PROBLEMS TO SOLVE:
1) In the forum text on CNA charting, rewrite the paragraph beginning "I sometimes look at the ADL sheets" as a short bulleted list that keeps its main facts.
2) Decide whether each statement agrees with the forum text on CNA charting. Answer yes or no and quote the deciding words.
(a) Completing the ADL sheets may take 20-30 minutes.
(b) The diet binder records how much patients drink.
(c) CNA care plans always hold accurate, up-to-date detailed information.
3) Continue the forum text on CNA charting from the point where it stops.
━━━ SELECTED EXTRACT
All in all, I may spend 20-30 minutes doing the ADL sheets. If I am working rehab for the first time in awhile and I don't know the residents very well, it will take slightly longer.
A lot of people DO copy the prior day's information, but it is so important not to do this. The information that CNAs write is used to determine the amount of money the facility will receive in reimbursement from Medicare. If incorrect information is used, the facility will lose money.
I sometimes look at the ADL sheets for residents I am less familiar with. It helps me to know how well they have been doing their cares and how much assistance they require. CNA care plans are great, but they don't always contain accurate and up-to-date detailed information. The MDS coordinator looks at the sheets and uses them in care-planning as well as the Medicare reimbursement I mentioned.
Thank you very much fuzzywuzzy and coffeemateCNA for the reply, it was very helpful.
QUESTIONS:
I have some patients that eat/drink in the dinning room and some in their bedroom. And sometime I was assigned on the floor to feed the pt and sometime in the dinning room. So let's say I'm assign on the floor to feed the pt then I would know how much these pt eat and drink but for those pt that eat in the dinning room I'm not there w/ them so I dont know much they eat/drink.
So how do we suppose to know how much the patient drink if we're not the one there to feed them? Even if I'm not there to feed my pt I can still figure out how much they eat b/c they charted in the diet binder so all I have to do is look there. But this diet binder doesnt chart down how much the pt drink so how am I know how much they drink b/c I'm not there to feed them so I dont know about it?
I asked this one CNA how to figure how much the pt drink and she told me that if they charted in the diet book that the pt eat 100% then that mean the pt drink 100% too. But what if the pt eat 35%, 50%, ect.then how do we know how much they drink? I know it easy if I'm there to feed them b/c I would know but I'm not there so how do we find out about it? I'm very confusing about figure out how much the pt drink. Please help!!!
━━━━━━
━━━ SUPPLIED DATA
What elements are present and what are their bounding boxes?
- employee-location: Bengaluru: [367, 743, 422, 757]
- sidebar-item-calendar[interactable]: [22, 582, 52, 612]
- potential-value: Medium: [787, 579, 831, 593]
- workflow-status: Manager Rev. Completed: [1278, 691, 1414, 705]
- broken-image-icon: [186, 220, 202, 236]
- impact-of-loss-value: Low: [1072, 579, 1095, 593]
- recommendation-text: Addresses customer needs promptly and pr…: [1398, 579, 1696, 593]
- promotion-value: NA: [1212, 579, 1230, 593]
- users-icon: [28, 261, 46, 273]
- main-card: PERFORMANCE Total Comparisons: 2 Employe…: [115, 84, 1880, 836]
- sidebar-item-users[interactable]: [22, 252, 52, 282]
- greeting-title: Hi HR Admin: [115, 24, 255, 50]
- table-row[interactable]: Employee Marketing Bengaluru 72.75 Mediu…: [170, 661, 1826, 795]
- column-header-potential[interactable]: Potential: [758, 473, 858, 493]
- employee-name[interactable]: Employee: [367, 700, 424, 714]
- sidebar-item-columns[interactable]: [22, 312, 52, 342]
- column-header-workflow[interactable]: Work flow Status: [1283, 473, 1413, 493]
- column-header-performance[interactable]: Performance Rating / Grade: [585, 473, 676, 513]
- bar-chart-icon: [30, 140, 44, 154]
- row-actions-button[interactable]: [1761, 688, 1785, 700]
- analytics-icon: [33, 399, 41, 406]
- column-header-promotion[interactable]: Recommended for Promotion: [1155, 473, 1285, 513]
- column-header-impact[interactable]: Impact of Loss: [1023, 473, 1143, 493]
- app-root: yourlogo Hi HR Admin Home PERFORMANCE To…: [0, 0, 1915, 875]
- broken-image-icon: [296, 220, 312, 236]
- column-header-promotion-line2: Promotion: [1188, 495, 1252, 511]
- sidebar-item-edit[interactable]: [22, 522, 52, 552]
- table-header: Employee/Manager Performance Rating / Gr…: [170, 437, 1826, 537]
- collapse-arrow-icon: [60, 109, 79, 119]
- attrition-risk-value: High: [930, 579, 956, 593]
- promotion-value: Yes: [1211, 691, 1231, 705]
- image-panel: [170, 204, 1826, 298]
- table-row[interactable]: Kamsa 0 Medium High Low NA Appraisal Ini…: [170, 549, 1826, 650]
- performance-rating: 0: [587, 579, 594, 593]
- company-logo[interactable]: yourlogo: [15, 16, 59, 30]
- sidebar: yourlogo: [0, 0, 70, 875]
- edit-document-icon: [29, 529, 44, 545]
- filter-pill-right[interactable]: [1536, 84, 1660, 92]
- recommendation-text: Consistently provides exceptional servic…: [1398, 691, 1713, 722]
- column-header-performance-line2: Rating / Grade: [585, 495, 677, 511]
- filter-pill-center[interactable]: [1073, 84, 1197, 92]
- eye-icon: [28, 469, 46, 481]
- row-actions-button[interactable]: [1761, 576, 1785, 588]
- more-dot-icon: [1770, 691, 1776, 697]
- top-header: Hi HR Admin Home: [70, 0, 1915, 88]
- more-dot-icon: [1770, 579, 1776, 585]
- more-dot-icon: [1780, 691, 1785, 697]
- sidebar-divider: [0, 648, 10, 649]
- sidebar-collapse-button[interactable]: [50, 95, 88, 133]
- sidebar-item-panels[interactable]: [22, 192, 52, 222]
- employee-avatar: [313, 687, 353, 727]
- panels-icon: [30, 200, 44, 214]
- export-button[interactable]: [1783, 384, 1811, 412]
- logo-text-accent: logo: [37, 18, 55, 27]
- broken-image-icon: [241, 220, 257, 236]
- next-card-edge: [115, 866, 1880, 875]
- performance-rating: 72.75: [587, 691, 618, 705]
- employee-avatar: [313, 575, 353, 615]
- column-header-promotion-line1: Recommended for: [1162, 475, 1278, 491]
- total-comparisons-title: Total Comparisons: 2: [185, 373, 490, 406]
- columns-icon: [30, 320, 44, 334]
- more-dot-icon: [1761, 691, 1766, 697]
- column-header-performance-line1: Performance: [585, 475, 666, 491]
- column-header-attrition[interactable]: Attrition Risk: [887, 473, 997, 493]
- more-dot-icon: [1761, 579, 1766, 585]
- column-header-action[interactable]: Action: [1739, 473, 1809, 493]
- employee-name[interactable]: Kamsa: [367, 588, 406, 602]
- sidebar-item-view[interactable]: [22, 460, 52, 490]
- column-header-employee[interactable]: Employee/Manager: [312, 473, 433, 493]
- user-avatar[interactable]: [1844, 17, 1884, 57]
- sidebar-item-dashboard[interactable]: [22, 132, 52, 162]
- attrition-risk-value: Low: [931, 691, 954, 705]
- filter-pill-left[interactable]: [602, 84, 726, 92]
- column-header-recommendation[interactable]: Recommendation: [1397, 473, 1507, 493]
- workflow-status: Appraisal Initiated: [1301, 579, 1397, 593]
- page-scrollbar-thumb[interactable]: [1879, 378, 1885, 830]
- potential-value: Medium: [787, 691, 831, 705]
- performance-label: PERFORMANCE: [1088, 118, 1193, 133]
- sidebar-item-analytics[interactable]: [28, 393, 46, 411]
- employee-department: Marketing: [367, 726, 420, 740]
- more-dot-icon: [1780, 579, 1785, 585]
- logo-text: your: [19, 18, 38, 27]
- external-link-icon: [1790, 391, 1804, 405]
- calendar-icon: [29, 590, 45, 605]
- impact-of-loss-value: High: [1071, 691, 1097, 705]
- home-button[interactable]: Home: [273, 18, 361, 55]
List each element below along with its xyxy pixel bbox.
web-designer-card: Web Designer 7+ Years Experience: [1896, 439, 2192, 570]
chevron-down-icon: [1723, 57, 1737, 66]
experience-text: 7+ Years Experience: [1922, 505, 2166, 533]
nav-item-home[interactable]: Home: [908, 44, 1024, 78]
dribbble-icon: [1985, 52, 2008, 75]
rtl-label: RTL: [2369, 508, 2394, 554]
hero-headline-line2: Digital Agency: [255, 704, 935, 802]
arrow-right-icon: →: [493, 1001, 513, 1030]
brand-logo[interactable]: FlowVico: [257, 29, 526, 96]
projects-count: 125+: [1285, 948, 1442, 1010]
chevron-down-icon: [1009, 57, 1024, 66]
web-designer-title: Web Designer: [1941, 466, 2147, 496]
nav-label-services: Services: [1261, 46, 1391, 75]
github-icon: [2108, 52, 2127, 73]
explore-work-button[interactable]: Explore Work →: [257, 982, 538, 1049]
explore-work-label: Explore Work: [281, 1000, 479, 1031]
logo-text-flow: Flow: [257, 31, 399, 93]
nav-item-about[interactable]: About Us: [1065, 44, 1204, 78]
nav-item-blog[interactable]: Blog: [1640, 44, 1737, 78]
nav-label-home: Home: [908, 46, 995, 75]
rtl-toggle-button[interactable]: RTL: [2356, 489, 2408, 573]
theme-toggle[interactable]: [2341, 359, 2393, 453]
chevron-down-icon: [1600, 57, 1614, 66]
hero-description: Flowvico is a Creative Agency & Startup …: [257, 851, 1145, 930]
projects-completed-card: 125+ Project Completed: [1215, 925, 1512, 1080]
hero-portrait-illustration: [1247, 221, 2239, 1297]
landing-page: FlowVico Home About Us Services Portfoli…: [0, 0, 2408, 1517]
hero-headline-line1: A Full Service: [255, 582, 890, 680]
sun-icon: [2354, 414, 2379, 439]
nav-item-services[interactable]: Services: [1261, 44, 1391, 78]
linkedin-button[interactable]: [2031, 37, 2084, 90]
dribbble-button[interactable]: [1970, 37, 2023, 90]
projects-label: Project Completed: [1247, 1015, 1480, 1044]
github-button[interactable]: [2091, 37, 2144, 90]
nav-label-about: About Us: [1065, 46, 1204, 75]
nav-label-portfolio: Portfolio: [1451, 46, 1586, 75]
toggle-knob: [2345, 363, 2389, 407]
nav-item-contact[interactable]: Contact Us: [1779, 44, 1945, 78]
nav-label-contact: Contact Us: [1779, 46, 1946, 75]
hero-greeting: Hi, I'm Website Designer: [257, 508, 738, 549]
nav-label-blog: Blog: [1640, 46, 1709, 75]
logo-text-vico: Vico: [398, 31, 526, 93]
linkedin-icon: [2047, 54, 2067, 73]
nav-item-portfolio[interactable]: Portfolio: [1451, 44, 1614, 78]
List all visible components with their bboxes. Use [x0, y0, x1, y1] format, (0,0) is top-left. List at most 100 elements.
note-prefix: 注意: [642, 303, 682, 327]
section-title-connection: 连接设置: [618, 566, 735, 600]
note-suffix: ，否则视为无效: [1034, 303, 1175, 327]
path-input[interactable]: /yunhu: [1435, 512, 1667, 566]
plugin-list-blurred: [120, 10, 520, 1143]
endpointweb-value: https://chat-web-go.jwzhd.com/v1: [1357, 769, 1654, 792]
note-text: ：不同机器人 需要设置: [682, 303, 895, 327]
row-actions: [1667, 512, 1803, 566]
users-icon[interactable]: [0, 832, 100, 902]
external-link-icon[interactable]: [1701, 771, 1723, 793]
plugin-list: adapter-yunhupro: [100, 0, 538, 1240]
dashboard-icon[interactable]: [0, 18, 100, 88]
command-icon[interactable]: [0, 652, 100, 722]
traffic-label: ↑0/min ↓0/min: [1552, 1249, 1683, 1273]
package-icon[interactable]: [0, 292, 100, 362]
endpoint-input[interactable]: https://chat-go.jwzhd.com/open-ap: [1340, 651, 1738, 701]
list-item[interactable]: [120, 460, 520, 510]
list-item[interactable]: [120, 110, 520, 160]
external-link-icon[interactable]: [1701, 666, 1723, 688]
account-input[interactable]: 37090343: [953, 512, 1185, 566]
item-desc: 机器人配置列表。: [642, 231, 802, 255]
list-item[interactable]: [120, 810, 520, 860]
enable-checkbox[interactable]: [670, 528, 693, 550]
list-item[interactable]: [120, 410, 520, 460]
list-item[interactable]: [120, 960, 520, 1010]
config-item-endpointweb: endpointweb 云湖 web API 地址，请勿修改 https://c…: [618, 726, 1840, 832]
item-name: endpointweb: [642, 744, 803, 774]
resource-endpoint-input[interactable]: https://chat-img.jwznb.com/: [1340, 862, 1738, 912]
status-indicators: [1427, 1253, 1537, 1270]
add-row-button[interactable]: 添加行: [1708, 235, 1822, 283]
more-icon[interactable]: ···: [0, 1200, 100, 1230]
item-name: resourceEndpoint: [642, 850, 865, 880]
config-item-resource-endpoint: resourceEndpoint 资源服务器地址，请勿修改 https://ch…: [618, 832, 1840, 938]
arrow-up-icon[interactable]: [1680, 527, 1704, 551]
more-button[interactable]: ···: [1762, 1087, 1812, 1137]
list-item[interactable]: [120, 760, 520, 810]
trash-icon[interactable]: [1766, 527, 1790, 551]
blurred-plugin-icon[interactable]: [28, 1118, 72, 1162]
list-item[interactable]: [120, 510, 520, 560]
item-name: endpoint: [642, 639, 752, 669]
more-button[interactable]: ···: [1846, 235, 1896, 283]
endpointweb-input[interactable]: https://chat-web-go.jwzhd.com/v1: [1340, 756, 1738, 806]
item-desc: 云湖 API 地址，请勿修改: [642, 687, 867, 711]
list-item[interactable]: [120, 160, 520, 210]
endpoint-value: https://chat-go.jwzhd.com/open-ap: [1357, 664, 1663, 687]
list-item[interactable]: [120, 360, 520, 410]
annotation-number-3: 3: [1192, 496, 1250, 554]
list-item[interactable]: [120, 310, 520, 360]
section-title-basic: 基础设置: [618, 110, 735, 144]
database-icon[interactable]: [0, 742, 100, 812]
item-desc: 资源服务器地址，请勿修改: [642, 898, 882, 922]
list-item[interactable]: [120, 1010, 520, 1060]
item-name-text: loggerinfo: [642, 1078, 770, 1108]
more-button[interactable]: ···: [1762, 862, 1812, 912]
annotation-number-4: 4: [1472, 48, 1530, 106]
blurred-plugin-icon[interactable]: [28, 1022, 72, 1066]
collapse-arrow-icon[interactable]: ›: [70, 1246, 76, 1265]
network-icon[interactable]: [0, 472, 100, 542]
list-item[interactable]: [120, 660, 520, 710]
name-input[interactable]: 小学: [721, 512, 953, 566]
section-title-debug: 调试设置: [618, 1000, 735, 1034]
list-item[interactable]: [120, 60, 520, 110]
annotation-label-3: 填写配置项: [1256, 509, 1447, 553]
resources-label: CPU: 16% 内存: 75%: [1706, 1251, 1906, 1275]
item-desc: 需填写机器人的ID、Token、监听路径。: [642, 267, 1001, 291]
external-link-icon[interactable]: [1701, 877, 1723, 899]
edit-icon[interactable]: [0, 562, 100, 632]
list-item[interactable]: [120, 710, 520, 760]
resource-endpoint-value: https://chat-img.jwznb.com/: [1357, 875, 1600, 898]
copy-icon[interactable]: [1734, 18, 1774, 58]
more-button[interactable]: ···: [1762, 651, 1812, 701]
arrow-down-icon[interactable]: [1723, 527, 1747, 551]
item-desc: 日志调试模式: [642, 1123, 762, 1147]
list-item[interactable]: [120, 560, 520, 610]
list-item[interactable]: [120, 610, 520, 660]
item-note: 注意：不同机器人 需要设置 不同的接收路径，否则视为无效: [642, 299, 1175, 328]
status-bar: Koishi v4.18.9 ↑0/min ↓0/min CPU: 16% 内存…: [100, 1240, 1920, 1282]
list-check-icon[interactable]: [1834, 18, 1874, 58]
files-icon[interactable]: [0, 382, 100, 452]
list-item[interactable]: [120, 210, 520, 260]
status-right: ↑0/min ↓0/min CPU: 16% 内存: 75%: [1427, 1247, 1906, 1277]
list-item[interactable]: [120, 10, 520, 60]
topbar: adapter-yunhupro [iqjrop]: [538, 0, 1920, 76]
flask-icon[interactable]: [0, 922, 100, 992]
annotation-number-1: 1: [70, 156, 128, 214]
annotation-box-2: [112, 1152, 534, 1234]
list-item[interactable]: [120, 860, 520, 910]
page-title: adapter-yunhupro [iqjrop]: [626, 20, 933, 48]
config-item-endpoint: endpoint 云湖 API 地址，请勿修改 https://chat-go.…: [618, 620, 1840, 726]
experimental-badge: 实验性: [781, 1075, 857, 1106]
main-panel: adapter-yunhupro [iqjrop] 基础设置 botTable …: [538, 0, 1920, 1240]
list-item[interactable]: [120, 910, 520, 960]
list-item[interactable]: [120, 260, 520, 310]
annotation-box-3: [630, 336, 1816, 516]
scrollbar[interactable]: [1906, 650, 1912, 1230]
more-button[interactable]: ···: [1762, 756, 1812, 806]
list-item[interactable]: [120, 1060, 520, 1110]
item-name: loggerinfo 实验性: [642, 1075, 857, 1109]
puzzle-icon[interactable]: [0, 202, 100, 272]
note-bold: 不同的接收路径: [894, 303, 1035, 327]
━━━━━━
YOUR WRITTEN ANSWERS:
1)
- The writer sometimes checks ADL sheets for less familiar residents.
- The sheets show how well residents have been doing their cares and how much assistance they need.
- CNA care plans are useful but not always accurate, up to date or detailed.
- The MDS coordinator uses the sheets for care-planning and Medicare reimbursement.

2)
(a) Yes: "I may spend 20-30 minutes doing the ADL sheets"
(b) No: "this diet binder doesnt chart down how much the pt drink"
(c) No: "they don't always contain accurate and up-to-date detailed information"

3)
And one more question, how do you figure out how many time your independent pt go poo and pee? Do you ask them to get the info inorder to know it so you can chart it down on the ADLs sheet? For the dependent pt it easy to figure out but for the independent one I dont know b/c they didnt need help take to the toilet so I have no idea. So do you ask your independent pt like how many BM they have or how do you figure out about it so that you can put it down in the ADLs? IDK but I feel weird to ask my pt about that.
It sounds like there are problems with the form your facility is using for charting. There should be a space to indicate fluid intake during the meal.
At my facility, we have one person to chart meal intake (including fluids). It goes in its own special book. Everybody, though, is responsible for their own fluid intake records between meals. This is includes water from their water pitcher, fluids used to give meds, etc. We record it on intake and output sheets that are part of the care plan, but like I said, it only includes fluid between meals. We are not responsible for recording fluids given with meals, since that information is already present in the other book.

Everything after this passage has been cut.